• **Instructions for the task**
Your answer should be a single number: the count of lines containing "four".

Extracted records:
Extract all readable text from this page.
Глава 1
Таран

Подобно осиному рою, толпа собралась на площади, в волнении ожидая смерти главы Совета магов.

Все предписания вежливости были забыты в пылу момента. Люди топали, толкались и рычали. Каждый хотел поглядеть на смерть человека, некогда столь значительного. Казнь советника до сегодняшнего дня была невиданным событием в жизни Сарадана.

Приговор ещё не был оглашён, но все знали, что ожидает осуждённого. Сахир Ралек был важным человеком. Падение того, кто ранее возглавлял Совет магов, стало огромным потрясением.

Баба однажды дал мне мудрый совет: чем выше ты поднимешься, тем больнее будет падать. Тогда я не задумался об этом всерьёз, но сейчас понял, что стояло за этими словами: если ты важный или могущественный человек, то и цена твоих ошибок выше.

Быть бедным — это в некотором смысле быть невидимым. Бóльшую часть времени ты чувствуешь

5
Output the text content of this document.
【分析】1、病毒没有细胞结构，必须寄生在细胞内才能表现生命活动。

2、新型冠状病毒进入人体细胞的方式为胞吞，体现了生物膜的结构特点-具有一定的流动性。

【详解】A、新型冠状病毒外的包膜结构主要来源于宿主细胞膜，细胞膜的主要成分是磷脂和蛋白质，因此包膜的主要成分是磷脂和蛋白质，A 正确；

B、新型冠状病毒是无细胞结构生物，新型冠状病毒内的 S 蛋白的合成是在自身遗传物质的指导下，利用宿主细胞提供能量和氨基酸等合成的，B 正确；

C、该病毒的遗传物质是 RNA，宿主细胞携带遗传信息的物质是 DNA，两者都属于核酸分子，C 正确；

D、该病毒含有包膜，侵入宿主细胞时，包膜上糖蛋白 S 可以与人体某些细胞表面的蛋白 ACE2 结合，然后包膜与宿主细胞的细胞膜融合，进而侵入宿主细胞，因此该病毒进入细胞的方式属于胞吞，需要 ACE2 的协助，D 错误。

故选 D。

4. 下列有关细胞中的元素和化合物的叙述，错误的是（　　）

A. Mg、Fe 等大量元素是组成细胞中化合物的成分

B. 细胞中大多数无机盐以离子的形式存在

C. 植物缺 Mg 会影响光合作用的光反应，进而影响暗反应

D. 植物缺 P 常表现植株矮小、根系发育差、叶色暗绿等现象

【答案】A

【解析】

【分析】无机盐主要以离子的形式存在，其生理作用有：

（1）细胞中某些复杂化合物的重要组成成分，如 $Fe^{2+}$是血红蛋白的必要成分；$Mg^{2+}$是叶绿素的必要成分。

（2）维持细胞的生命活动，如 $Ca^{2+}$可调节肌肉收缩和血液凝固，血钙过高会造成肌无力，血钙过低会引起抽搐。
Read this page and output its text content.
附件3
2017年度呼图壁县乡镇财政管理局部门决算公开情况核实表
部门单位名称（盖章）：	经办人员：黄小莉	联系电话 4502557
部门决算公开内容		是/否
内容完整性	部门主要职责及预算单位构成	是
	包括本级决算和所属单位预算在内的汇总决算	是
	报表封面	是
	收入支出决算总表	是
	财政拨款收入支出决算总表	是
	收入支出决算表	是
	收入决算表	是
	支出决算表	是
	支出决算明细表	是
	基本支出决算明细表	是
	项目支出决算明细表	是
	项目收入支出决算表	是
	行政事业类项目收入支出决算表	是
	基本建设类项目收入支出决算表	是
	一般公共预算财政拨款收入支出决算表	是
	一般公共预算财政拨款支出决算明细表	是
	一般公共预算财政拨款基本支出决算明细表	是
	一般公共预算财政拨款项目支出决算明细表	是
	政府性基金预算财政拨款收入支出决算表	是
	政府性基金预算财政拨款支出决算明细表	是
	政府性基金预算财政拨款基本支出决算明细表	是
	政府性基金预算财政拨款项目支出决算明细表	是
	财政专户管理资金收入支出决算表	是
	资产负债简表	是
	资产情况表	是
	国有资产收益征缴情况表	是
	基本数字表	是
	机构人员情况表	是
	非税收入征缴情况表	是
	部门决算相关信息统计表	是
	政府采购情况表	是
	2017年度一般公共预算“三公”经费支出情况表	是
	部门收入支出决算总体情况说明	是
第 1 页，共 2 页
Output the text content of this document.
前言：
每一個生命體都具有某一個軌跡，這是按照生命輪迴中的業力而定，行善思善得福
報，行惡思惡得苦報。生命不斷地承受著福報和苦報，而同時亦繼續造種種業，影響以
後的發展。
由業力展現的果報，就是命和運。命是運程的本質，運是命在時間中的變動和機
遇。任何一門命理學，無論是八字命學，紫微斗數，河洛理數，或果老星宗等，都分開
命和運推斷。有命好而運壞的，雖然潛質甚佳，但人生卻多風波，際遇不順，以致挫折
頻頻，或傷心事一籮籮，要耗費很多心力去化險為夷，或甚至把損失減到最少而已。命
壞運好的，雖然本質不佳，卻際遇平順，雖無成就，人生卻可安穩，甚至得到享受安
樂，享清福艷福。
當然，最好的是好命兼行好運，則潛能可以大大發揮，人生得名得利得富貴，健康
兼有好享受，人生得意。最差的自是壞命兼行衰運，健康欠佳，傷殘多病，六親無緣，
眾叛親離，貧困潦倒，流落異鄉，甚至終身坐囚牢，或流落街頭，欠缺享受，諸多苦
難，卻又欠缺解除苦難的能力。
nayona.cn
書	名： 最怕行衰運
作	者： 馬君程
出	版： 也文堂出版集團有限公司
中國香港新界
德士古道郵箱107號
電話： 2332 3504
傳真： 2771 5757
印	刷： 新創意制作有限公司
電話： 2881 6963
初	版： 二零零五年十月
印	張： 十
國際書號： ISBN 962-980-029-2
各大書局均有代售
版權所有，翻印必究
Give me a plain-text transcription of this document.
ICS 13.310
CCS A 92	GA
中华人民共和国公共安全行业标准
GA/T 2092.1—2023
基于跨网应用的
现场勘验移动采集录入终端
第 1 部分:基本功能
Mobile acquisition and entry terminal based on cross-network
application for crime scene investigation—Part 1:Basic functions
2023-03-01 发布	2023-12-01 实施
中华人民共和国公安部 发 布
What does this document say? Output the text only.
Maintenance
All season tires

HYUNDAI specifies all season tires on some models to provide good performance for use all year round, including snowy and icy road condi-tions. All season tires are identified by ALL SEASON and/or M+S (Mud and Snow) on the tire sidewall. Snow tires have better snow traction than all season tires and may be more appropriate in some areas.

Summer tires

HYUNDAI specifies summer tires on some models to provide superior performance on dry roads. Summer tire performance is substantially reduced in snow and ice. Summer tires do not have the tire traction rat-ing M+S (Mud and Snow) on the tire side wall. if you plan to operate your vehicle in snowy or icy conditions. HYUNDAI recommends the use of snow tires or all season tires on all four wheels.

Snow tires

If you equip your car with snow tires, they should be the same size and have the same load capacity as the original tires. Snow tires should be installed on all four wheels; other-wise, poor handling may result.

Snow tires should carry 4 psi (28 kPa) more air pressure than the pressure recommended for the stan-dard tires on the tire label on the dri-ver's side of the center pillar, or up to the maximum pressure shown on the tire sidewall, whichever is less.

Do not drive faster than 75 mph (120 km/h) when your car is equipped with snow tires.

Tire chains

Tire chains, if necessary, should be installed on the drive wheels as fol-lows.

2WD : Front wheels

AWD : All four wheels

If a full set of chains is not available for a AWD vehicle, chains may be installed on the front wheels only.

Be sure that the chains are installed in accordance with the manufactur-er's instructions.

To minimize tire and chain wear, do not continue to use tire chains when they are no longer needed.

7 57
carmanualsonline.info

• **Solution for this exercise**
3